Check each line below for "loro" and report how many have it, nothing else.

↓↓↓

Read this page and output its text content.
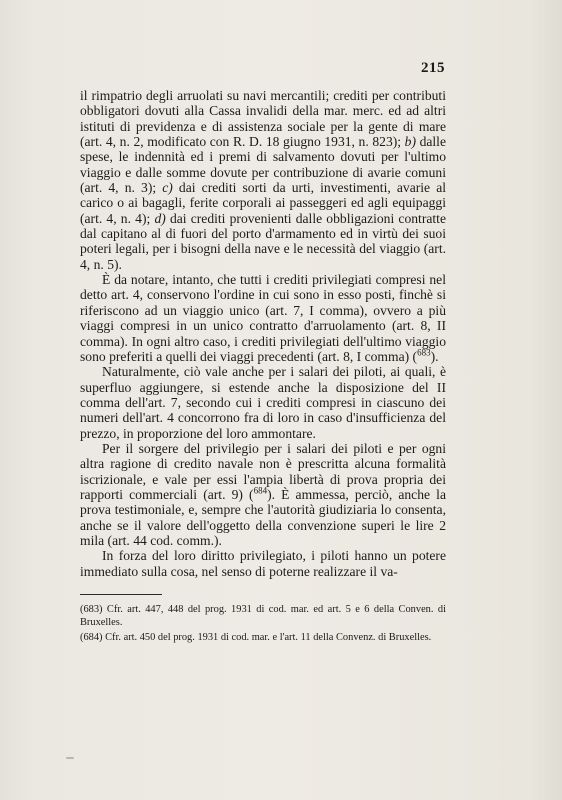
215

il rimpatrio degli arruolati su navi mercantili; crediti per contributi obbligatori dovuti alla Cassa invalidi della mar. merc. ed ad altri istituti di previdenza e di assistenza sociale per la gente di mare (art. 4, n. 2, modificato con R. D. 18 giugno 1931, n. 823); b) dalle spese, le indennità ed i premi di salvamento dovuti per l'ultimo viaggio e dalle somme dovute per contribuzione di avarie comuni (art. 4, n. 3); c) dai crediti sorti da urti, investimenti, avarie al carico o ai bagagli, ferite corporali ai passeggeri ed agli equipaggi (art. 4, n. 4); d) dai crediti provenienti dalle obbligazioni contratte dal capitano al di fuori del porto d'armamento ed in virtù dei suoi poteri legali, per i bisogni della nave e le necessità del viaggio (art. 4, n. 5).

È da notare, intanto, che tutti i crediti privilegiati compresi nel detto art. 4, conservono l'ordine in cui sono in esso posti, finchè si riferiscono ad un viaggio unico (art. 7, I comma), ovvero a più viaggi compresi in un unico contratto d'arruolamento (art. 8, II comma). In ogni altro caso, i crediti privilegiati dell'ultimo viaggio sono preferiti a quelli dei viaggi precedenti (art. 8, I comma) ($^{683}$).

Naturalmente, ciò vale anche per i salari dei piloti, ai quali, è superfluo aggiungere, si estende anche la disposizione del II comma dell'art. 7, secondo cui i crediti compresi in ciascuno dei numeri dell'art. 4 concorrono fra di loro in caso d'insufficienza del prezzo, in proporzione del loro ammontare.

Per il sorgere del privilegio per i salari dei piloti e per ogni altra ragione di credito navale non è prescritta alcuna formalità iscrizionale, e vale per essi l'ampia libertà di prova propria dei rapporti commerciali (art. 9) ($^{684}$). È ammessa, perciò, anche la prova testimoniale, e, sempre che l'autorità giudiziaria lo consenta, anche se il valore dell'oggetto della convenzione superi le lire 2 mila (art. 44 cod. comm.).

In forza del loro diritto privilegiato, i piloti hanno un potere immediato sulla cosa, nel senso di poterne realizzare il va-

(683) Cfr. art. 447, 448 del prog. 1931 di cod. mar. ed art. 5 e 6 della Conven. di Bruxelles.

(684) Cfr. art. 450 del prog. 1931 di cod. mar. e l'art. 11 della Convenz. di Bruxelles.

↑↑↑
↓↓↓

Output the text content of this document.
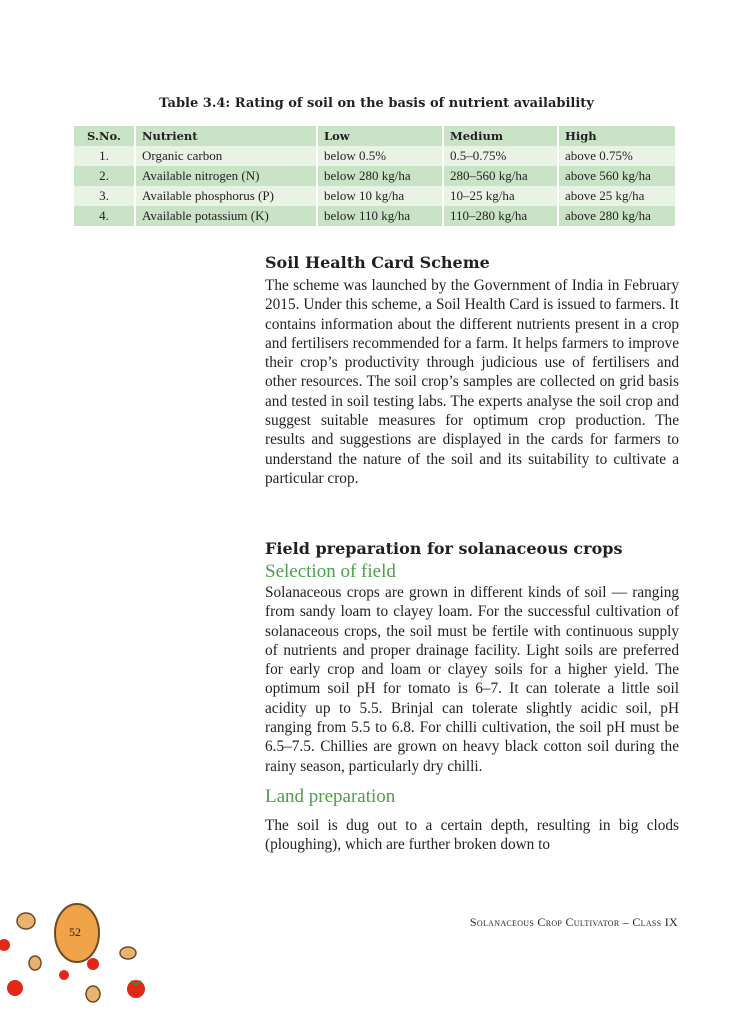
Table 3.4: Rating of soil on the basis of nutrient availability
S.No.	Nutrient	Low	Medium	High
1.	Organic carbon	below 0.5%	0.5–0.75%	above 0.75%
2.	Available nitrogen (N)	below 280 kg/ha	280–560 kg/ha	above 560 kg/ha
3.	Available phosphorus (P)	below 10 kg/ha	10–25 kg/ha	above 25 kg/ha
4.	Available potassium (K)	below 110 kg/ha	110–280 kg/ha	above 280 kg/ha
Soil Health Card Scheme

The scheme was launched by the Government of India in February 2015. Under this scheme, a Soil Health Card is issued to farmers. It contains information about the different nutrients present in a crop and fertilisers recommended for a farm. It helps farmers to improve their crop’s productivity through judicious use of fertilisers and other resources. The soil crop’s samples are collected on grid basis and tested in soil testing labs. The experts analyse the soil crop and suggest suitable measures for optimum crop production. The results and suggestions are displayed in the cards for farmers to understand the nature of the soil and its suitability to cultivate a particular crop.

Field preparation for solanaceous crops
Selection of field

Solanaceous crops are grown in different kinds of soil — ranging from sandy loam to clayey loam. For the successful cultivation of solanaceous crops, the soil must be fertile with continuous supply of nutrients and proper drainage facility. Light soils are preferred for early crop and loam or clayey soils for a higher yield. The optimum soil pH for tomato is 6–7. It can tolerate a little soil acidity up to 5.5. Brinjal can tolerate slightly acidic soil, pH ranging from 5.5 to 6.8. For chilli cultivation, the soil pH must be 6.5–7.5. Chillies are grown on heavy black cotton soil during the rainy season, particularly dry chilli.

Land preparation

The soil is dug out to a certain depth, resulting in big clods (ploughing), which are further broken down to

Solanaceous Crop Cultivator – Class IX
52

↑↑↑

=== Expected answer ===
2